**TASK GOAL:**
Leave out the pictures and return every entry exactly as it appears.
╭─ ITEMS
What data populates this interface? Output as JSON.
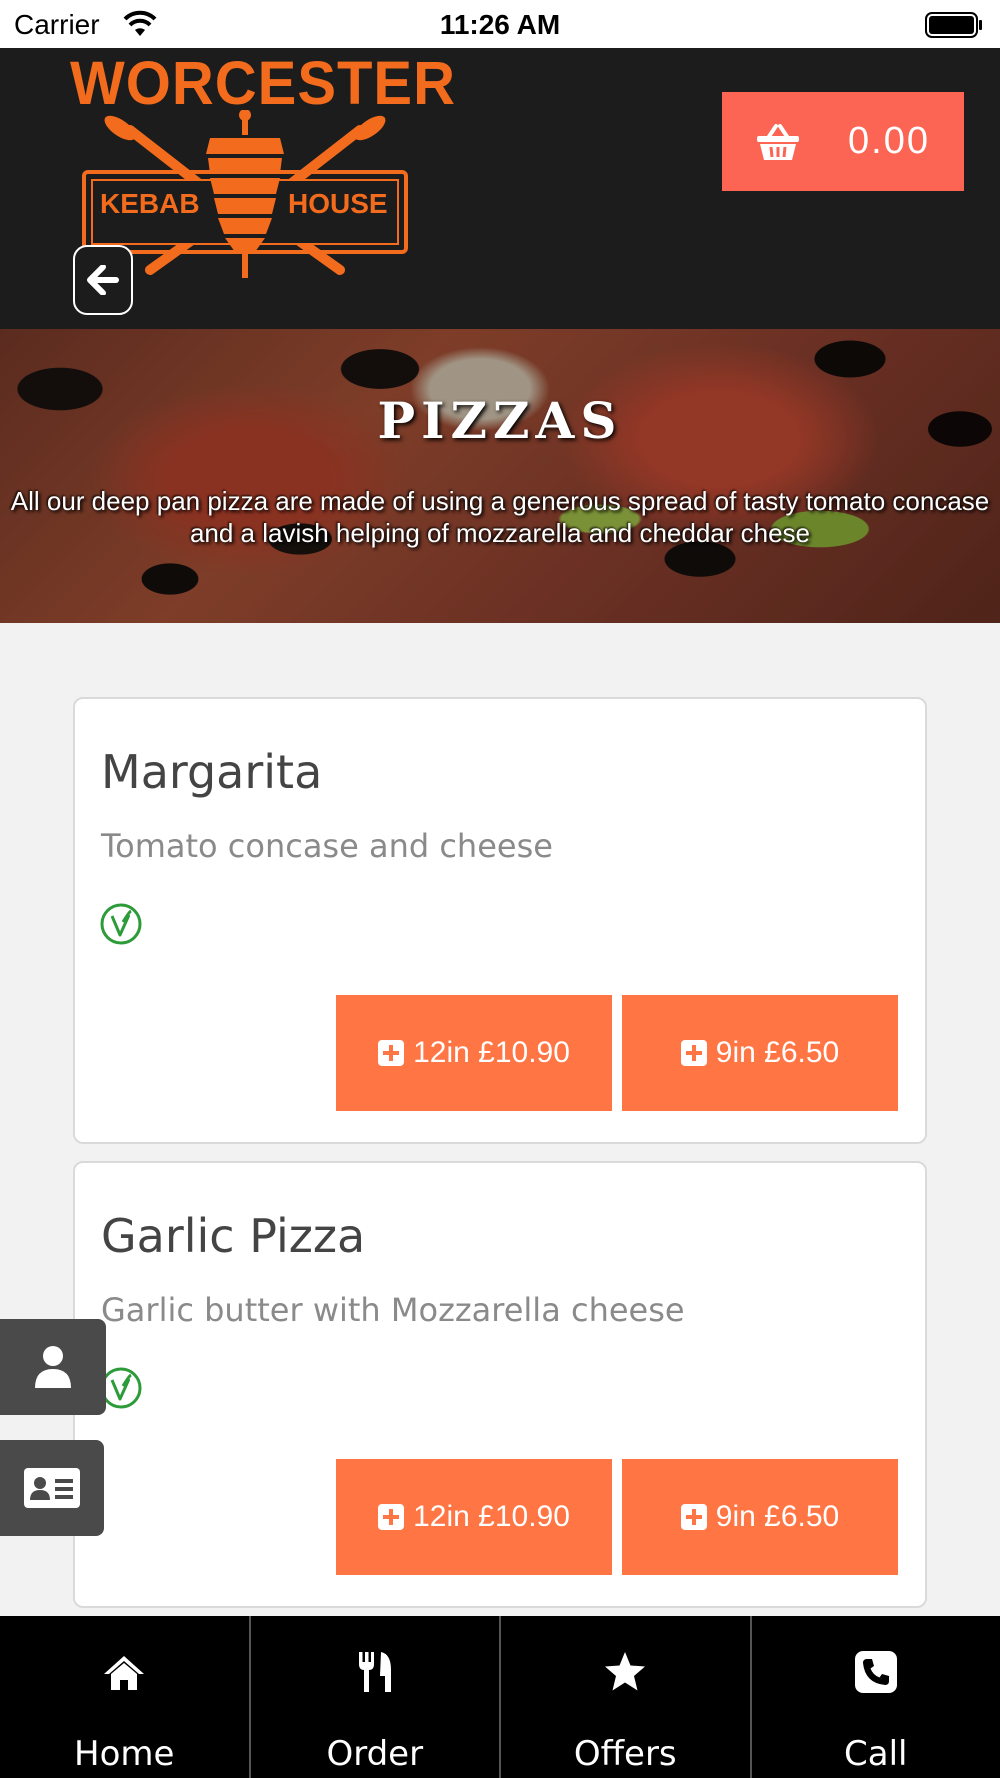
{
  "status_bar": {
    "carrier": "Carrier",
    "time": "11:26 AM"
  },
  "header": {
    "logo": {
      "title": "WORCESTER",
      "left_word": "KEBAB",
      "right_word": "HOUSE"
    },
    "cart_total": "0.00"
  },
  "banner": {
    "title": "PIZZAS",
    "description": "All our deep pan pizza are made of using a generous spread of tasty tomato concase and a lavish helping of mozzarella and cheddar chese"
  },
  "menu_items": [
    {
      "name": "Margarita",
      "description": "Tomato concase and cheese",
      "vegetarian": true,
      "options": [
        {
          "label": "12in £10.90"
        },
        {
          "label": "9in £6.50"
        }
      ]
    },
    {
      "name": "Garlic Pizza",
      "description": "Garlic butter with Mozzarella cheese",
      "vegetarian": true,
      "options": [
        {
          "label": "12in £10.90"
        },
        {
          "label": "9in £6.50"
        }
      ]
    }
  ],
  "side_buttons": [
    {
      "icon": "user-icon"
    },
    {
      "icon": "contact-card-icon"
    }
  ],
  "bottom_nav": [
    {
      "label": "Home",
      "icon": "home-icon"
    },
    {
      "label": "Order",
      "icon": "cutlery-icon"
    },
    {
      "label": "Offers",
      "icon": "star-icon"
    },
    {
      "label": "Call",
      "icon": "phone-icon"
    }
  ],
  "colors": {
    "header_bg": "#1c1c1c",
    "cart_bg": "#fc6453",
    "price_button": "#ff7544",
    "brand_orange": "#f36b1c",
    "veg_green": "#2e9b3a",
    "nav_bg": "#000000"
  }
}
╰─
**EXERCISE OUTPUT:**
What data populates this interface? Output as JSON.
{
  "status_bar": {
    "carrier": "Carrier",
    "time": "11:26 AM"
  },
  "header": {
    "logo": {
      "title": "WORCESTER",
      "left_word": "KEBAB",
      "right_word": "HOUSE"
    },
    "cart_total": "0.00"
  },
  "banner": {
    "title": "PIZZAS",
    "description": "All our deep pan pizza are made of using a generous spread of tasty tomato concase and a lavish helping of mozzarella and cheddar chese"
  },
  "menu_items": [
    {
      "name": "Margarita",
      "description": "Tomato concase and cheese",
      "vegetarian": true,
      "options": [
        {
          "label": "12in £10.90"
        },
        {
          "label": "9in £6.50"
        }
      ]
    },
    {
      "name": "Garlic Pizza",
      "description": "Garlic butter with Mozzarella cheese",
      "vegetarian": true,
      "options": [
        {
          "label": "12in £10.90"
        },
        {
          "label": "9in £6.50"
        }
      ]
    }
  ],
  "side_buttons": [
    {
      "icon": "user-icon"
    },
    {
      "icon": "contact-card-icon"
    }
  ],
  "bottom_nav": [
    {
      "label": "Home",
      "icon": "home-icon"
    },
    {
      "label": "Order",
      "icon": "cutlery-icon"
    },
    {
      "label": "Offers",
      "icon": "star-icon"
    },
    {
      "label": "Call",
      "icon": "phone-icon"
    }
  ],
  "colors": {
    "header_bg": "#1c1c1c",
    "cart_bg": "#fc6453",
    "price_button": "#ff7544",
    "brand_orange": "#f36b1c",
    "veg_green": "#2e9b3a",
    "nav_bg": "#000000"
  }
}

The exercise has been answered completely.